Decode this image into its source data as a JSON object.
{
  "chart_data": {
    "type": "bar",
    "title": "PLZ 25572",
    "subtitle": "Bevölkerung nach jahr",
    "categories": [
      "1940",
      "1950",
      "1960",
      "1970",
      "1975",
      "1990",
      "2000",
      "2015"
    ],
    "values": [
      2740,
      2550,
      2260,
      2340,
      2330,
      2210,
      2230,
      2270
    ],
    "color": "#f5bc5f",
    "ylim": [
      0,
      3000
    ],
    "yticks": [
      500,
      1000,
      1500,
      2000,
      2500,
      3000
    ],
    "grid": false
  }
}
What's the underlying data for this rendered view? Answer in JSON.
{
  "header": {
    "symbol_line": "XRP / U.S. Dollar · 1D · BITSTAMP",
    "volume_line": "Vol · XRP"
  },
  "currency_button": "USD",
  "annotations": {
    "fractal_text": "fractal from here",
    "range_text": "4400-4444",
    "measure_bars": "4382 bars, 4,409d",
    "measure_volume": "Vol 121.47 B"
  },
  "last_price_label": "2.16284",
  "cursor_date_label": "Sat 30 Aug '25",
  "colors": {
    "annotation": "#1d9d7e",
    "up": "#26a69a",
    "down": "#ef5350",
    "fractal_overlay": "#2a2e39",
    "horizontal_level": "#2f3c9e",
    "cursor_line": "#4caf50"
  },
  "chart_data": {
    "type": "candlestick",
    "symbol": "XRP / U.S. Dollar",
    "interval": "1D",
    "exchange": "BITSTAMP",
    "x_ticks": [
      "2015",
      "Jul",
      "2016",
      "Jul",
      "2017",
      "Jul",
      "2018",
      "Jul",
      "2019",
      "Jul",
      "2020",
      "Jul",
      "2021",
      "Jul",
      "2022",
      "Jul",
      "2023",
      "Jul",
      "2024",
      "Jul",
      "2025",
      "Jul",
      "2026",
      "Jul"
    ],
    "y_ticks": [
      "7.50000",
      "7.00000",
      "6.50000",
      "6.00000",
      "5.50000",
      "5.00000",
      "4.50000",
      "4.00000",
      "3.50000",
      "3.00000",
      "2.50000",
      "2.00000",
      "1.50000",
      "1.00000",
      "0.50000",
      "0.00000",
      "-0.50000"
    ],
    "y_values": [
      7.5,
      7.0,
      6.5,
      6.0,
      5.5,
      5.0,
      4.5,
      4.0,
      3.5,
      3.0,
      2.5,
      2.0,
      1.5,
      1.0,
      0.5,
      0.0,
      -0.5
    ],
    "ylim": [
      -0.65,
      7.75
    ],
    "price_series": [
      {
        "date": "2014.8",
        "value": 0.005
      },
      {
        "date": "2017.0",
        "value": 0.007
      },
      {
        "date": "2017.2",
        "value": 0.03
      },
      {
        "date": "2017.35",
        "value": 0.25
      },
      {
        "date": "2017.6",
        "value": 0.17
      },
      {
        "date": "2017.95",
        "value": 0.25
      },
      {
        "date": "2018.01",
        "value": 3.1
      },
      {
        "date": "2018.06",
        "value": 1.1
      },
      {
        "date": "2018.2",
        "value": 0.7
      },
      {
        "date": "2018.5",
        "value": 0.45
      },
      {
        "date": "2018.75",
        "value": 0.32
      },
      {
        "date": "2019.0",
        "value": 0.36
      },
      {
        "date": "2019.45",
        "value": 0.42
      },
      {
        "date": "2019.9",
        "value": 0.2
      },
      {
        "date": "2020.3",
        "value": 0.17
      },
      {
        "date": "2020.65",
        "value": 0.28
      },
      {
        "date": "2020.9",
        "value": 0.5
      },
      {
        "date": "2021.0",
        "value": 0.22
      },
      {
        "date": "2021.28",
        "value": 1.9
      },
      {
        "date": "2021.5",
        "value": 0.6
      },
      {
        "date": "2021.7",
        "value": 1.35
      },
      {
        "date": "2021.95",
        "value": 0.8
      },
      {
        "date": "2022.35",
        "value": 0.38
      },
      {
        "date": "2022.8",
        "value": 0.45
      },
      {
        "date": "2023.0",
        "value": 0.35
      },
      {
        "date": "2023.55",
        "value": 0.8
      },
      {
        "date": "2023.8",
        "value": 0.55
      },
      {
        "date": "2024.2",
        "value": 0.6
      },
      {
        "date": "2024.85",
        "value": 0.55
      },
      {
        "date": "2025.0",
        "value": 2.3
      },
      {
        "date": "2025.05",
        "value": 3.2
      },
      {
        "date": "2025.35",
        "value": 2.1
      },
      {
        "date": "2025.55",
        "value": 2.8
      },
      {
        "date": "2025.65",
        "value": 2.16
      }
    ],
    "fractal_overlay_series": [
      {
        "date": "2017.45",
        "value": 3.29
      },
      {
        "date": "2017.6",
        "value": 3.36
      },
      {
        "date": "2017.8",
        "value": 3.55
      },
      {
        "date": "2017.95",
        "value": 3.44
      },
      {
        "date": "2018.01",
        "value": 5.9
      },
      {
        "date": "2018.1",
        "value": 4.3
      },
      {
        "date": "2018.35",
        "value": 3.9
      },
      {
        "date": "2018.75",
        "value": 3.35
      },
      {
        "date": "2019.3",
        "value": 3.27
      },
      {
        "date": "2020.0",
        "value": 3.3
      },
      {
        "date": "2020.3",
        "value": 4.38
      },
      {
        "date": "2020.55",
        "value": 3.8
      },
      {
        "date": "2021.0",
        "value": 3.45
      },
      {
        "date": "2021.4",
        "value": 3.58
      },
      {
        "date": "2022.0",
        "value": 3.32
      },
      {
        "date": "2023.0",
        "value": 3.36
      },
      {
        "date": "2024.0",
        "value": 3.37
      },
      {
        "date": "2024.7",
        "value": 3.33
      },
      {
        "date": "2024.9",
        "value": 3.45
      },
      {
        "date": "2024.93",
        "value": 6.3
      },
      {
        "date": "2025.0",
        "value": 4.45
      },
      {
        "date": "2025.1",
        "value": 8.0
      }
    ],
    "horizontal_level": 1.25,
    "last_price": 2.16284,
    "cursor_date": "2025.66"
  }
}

◇ ◇ ◇

* Short problem *
Print the whole listing exactly as it is.

* Exercise answer *
Decode this image into its source data as a JSON object.
{
  "chart_data": {
    "type": "bar",
    "title": "PLZ 25572",
    "subtitle": "Bevölkerung nach jahr",
    "categories": [
      "1940",
      "1950",
      "1960",
      "1970",
      "1975",
      "1990",
      "2000",
      "2015"
    ],
    "values": [
      2740,
      2550,
      2260,
      2340,
      2330,
      2210,
      2230,
      2270
    ],
    "color": "#f5bc5f",
    "ylim": [
      0,
      3000
    ],
    "yticks": [
      500,
      1000,
      1500,
      2000,
      2500,
      3000
    ],
    "grid": false
  }
}
What's the underlying data for this rendered view? Answer in JSON.
{
  "header": {
    "symbol_line": "XRP / U.S. Dollar · 1D · BITSTAMP",
    "volume_line": "Vol · XRP"
  },
  "currency_button": "USD",
  "annotations": {
    "fractal_text": "fractal from here",
    "range_text": "4400-4444",
    "measure_bars": "4382 bars, 4,409d",
    "measure_volume": "Vol 121.47 B"
  },
  "last_price_label": "2.16284",
  "cursor_date_label": "Sat 30 Aug '25",
  "colors": {
    "annotation": "#1d9d7e",
    "up": "#26a69a",
    "down": "#ef5350",
    "fractal_overlay": "#2a2e39",
    "horizontal_level": "#2f3c9e",
    "cursor_line": "#4caf50"
  },
  "chart_data": {
    "type": "candlestick",
    "symbol": "XRP / U.S. Dollar",
    "interval": "1D",
    "exchange": "BITSTAMP",
    "x_ticks": [
      "2015",
      "Jul",
      "2016",
      "Jul",
      "2017",
      "Jul",
      "2018",
      "Jul",
      "2019",
      "Jul",
      "2020",
      "Jul",
      "2021",
      "Jul",
      "2022",
      "Jul",
      "2023",
      "Jul",
      "2024",
      "Jul",
      "2025",
      "Jul",
      "2026",
      "Jul"
    ],
    "y_ticks": [
      "7.50000",
      "7.00000",
      "6.50000",
      "6.00000",
      "5.50000",
      "5.00000",
      "4.50000",
      "4.00000",
      "3.50000",
      "3.00000",
      "2.50000",
      "2.00000",
      "1.50000",
      "1.00000",
      "0.50000",
      "0.00000",
      "-0.50000"
    ],
    "y_values": [
      7.5,
      7.0,
      6.5,
      6.0,
      5.5,
      5.0,
      4.5,
      4.0,
      3.5,
      3.0,
      2.5,
      2.0,
      1.5,
      1.0,
      0.5,
      0.0,
      -0.5
    ],
    "ylim": [
      -0.65,
      7.75
    ],
    "price_series": [
      {
        "date": "2014.8",
        "value": 0.005
      },
      {
        "date": "2017.0",
        "value": 0.007
      },
      {
        "date": "2017.2",
        "value": 0.03
      },
      {
        "date": "2017.35",
        "value": 0.25
      },
      {
        "date": "2017.6",
        "value": 0.17
      },
      {
        "date": "2017.95",
        "value": 0.25
      },
      {
        "date": "2018.01",
        "value": 3.1
      },
      {
        "date": "2018.06",
        "value": 1.1
      },
      {
        "date": "2018.2",
        "value": 0.7
      },
      {
        "date": "2018.5",
        "value": 0.45
      },
      {
        "date": "2018.75",
        "value": 0.32
      },
      {
        "date": "2019.0",
        "value": 0.36
      },
      {
        "date": "2019.45",
        "value": 0.42
      },
      {
        "date": "2019.9",
        "value": 0.2
      },
      {
        "date": "2020.3",
        "value": 0.17
      },
      {
        "date": "2020.65",
        "value": 0.28
      },
      {
        "date": "2020.9",
        "value": 0.5
      },
      {
        "date": "2021.0",
        "value": 0.22
      },
      {
        "date": "2021.28",
        "value": 1.9
      },
      {
        "date": "2021.5",
        "value": 0.6
      },
      {
        "date": "2021.7",
        "value": 1.35
      },
      {
        "date": "2021.95",
        "value": 0.8
      },
      {
        "date": "2022.35",
        "value": 0.38
      },
      {
        "date": "2022.8",
        "value": 0.45
      },
      {
        "date": "2023.0",
        "value": 0.35
      },
      {
        "date": "2023.55",
        "value": 0.8
      },
      {
        "date": "2023.8",
        "value": 0.55
      },
      {
        "date": "2024.2",
        "value": 0.6
      },
      {
        "date": "2024.85",
        "value": 0.55
      },
      {
        "date": "2025.0",
        "value": 2.3
      },
      {
        "date": "2025.05",
        "value": 3.2
      },
      {
        "date": "2025.35",
        "value": 2.1
      },
      {
        "date": "2025.55",
        "value": 2.8
      },
      {
        "date": "2025.65",
        "value": 2.16
      }
    ],
    "fractal_overlay_series": [
      {
        "date": "2017.45",
        "value": 3.29
      },
      {
        "date": "2017.6",
        "value": 3.36
      },
      {
        "date": "2017.8",
        "value": 3.55
      },
      {
        "date": "2017.95",
        "value": 3.44
      },
      {
        "date": "2018.01",
        "value": 5.9
      },
      {
        "date": "2018.1",
        "value": 4.3
      },
      {
        "date": "2018.35",
        "value": 3.9
      },
      {
        "date": "2018.75",
        "value": 3.35
      },
      {
        "date": "2019.3",
        "value": 3.27
      },
      {
        "date": "2020.0",
        "value": 3.3
      },
      {
        "date": "2020.3",
        "value": 4.38
      },
      {
        "date": "2020.55",
        "value": 3.8
      },
      {
        "date": "2021.0",
        "value": 3.45
      },
      {
        "date": "2021.4",
        "value": 3.58
      },
      {
        "date": "2022.0",
        "value": 3.32
      },
      {
        "date": "2023.0",
        "value": 3.36
      },
      {
        "date": "2024.0",
        "value": 3.37
      },
      {
        "date": "2024.7",
        "value": 3.33
      },
      {
        "date": "2024.9",
        "value": 3.45
      },
      {
        "date": "2024.93",
        "value": 6.3
      },
      {
        "date": "2025.0",
        "value": 4.45
      },
      {
        "date": "2025.1",
        "value": 8.0
      }
    ],
    "horizontal_level": 1.25,
    "last_price": 2.16284,
    "cursor_date": "2025.66"
  }
}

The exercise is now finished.